Die Vereinigten Staaten von Amerika scheinen zum Jahresanfang 1865 an
einem Tiefpunkt angelangt zu sein: Zwar wurde erst vor kurzem der 16.
US-Präsident, Abraham Lincoln (Daniel Day-Lewis), im Amt bestätigt,
doch der blutige Bürgerkrieg gegen die abtrünnigen Südstaaten,
1861 begonnen, tobt weiter und zehrt an den Kräften und Ressourcen
beider Seiten. Zudem stockt in Washington die politische Maschinerie,
da im Repräsentantenhaus jeglicher Konsens zwischen Republikanern
und Demokraten ausgeschlossen scheint. Und ausgerechnet jetzt will
Lincoln einen kontroversen Verfassungszusatz, das Verbot von
jeglicher Sklaverei, durchsetzen. Seine Hoffnungen ruhen dabei vor
allem darauf, den radikal-republikanischen Sklavereigegner Thaddeus
Stevens (Tommy Lee Jones) in Schach zu halten, dessen Brandreden den
konservativen Flügel der Partei zu vergraulen drohen, und auf der
Unterstützung von abgewählten, aber noch bis Ende Januar aktiven
Demokraten, denen er attraktive Regierungsposten anbietet. Dass aber
gerade jetzt der Süden Friedensgespräche anbietet, kommt dem
Präsidenten gar nicht gelegen, da ein Ende der Sklaverei nur dann
mehrheitsfähig ist, wenn es als Druckmittel auf die Südstaaten
benutzt werden kann.

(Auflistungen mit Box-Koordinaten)
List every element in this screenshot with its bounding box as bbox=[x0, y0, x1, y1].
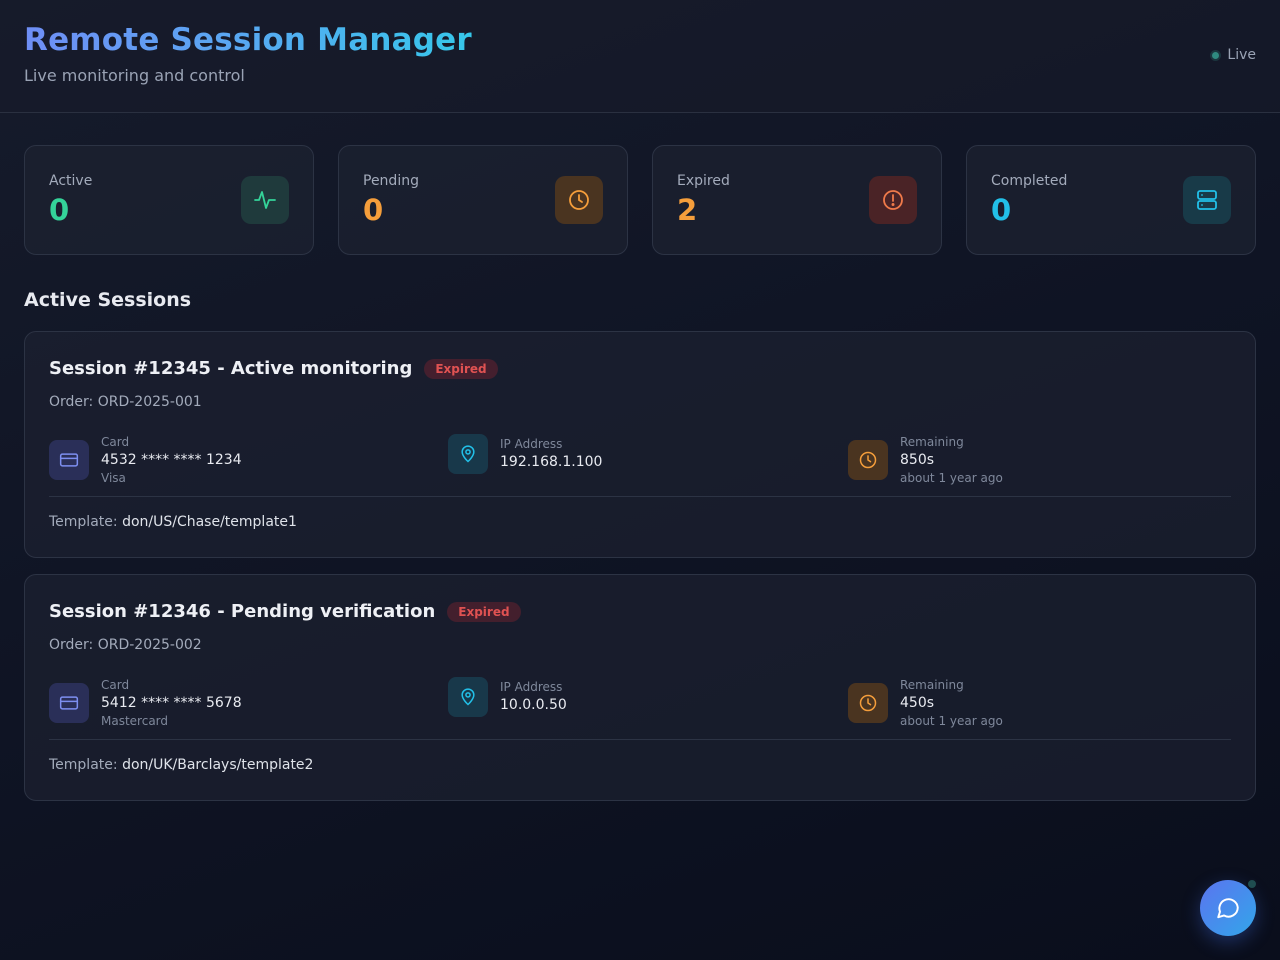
card-label: Card bbox=[101, 435, 130, 449]
stat-card-completed: Completed 0 bbox=[966, 145, 1256, 255]
map-pin-icon bbox=[448, 677, 488, 717]
template-line: Template: don/UK/Barclays/template2 bbox=[49, 757, 313, 773]
template-label: Template: bbox=[49, 757, 118, 773]
template-line: Template: don/US/Chase/template1 bbox=[49, 514, 297, 530]
stat-label: Completed bbox=[991, 173, 1068, 189]
live-indicator: Live bbox=[1212, 47, 1256, 63]
card-info: Card 4532 **** **** 1234 Visa bbox=[49, 434, 242, 486]
stat-label: Expired bbox=[677, 173, 730, 189]
remaining-value: 450s bbox=[900, 695, 935, 711]
remaining-info: Remaining 450s about 1 year ago bbox=[848, 677, 1003, 729]
stat-card-active: Active 0 bbox=[24, 145, 314, 255]
notification-dot bbox=[1246, 878, 1258, 890]
stat-value: 0 bbox=[363, 193, 384, 227]
alert-circle-icon bbox=[869, 176, 917, 224]
divider bbox=[49, 739, 1231, 740]
status-badge: Expired bbox=[447, 601, 521, 622]
section-title: Active Sessions bbox=[24, 289, 192, 311]
stat-card-expired: Expired 2 bbox=[652, 145, 942, 255]
chat-icon bbox=[1217, 898, 1239, 919]
credit-card-icon bbox=[49, 440, 89, 480]
live-label: Live bbox=[1227, 47, 1256, 63]
live-dot-icon bbox=[1212, 51, 1220, 59]
session-title: Session #12346 - Pending verification bbox=[49, 601, 436, 622]
ip-label: IP Address bbox=[500, 680, 563, 694]
stats-row: Active 0 Pending 0 Expired 2 Completed 0 bbox=[24, 145, 1256, 255]
page-title: Remote Session Manager bbox=[24, 22, 472, 58]
remaining-ago: about 1 year ago bbox=[900, 714, 1003, 728]
remaining-label: Remaining bbox=[900, 678, 964, 692]
status-badge: Expired bbox=[424, 358, 498, 379]
clock-icon bbox=[555, 176, 603, 224]
stat-value: 2 bbox=[677, 193, 698, 227]
activity-icon bbox=[241, 176, 289, 224]
card-info: Card 5412 **** **** 5678 Mastercard bbox=[49, 677, 242, 729]
session-card[interactable]: Session #12345 - Active monitoring Expir… bbox=[24, 331, 1256, 558]
card-brand: Visa bbox=[101, 471, 126, 485]
order-id: Order: ORD-2025-002 bbox=[49, 637, 202, 653]
stat-value: 0 bbox=[49, 193, 70, 227]
app-header: Remote Session Manager Live monitoring a… bbox=[0, 0, 1280, 113]
template-path: don/UK/Barclays/template2 bbox=[122, 757, 314, 773]
session-card[interactable]: Session #12346 - Pending verification Ex… bbox=[24, 574, 1256, 801]
card-brand: Mastercard bbox=[101, 714, 169, 728]
divider bbox=[49, 496, 1231, 497]
order-id: Order: ORD-2025-001 bbox=[49, 394, 202, 410]
card-number: 5412 **** **** 5678 bbox=[101, 695, 242, 711]
server-icon bbox=[1183, 176, 1231, 224]
credit-card-icon bbox=[49, 683, 89, 723]
remaining-ago: about 1 year ago bbox=[900, 471, 1003, 485]
ip-label: IP Address bbox=[500, 437, 563, 451]
stat-label: Pending bbox=[363, 173, 419, 189]
card-label: Card bbox=[101, 678, 130, 692]
session-title: Session #12345 - Active monitoring bbox=[49, 358, 413, 379]
card-number: 4532 **** **** 1234 bbox=[101, 452, 242, 468]
ip-address: 192.168.1.100 bbox=[500, 454, 603, 470]
stat-label: Active bbox=[49, 173, 93, 189]
remaining-info: Remaining 850s about 1 year ago bbox=[848, 434, 1003, 486]
remaining-value: 850s bbox=[900, 452, 935, 468]
template-label: Template: bbox=[49, 514, 118, 530]
ip-address: 10.0.0.50 bbox=[500, 697, 567, 713]
map-pin-icon bbox=[448, 434, 488, 474]
stat-value: 0 bbox=[991, 193, 1012, 227]
ip-info: IP Address 10.0.0.50 bbox=[448, 677, 567, 717]
clock-icon bbox=[848, 440, 888, 480]
ip-info: IP Address 192.168.1.100 bbox=[448, 434, 602, 474]
stat-card-pending: Pending 0 bbox=[338, 145, 628, 255]
clock-icon bbox=[848, 683, 888, 723]
template-path: don/US/Chase/template1 bbox=[122, 514, 297, 530]
remaining-label: Remaining bbox=[900, 435, 964, 449]
page-subtitle: Live monitoring and control bbox=[24, 66, 245, 85]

● **Aufgabe 1**
Prüfe anhand des Textes über Lincoln, ob die folgenden Aussagen zutreffen: (a) Der Bürgerkrieg hat 1861 begonnen. (b) Lincoln bietet abgewählten Demokraten Regierungsposten an. (c) Die Friedensgespräche des Südens kommen Lincoln gelegen. Beantworte jede Aussage mit Ja oder Nein und zitiere die entscheidenden Worte des Textes wörtlich.
● **Aufgabe 2**
Führe jede Zeile der Auflistung auf, in der die Zeichenfolge „about“ vorkommt, wobei die Groß- und Kleinschreibung zu beachten ist.

● **Ergebnis 1**
(a) Ja: „1861 begonnen“
(b) Ja: „denen er attraktive Regierungsposten anbietet“
(c) Nein: „kommt dem Präsidenten gar nicht gelegen“

● **Ergebnis 2**
remaining-info: Remaining 450s about 1 year ago bbox=[848, 677, 1003, 729]
remaining-ago: about 1 year ago bbox=[900, 714, 1003, 728]
remaining-ago: about 1 year ago bbox=[900, 471, 1003, 485]
remaining-info: Remaining 850s about 1 year ago bbox=[848, 434, 1003, 486]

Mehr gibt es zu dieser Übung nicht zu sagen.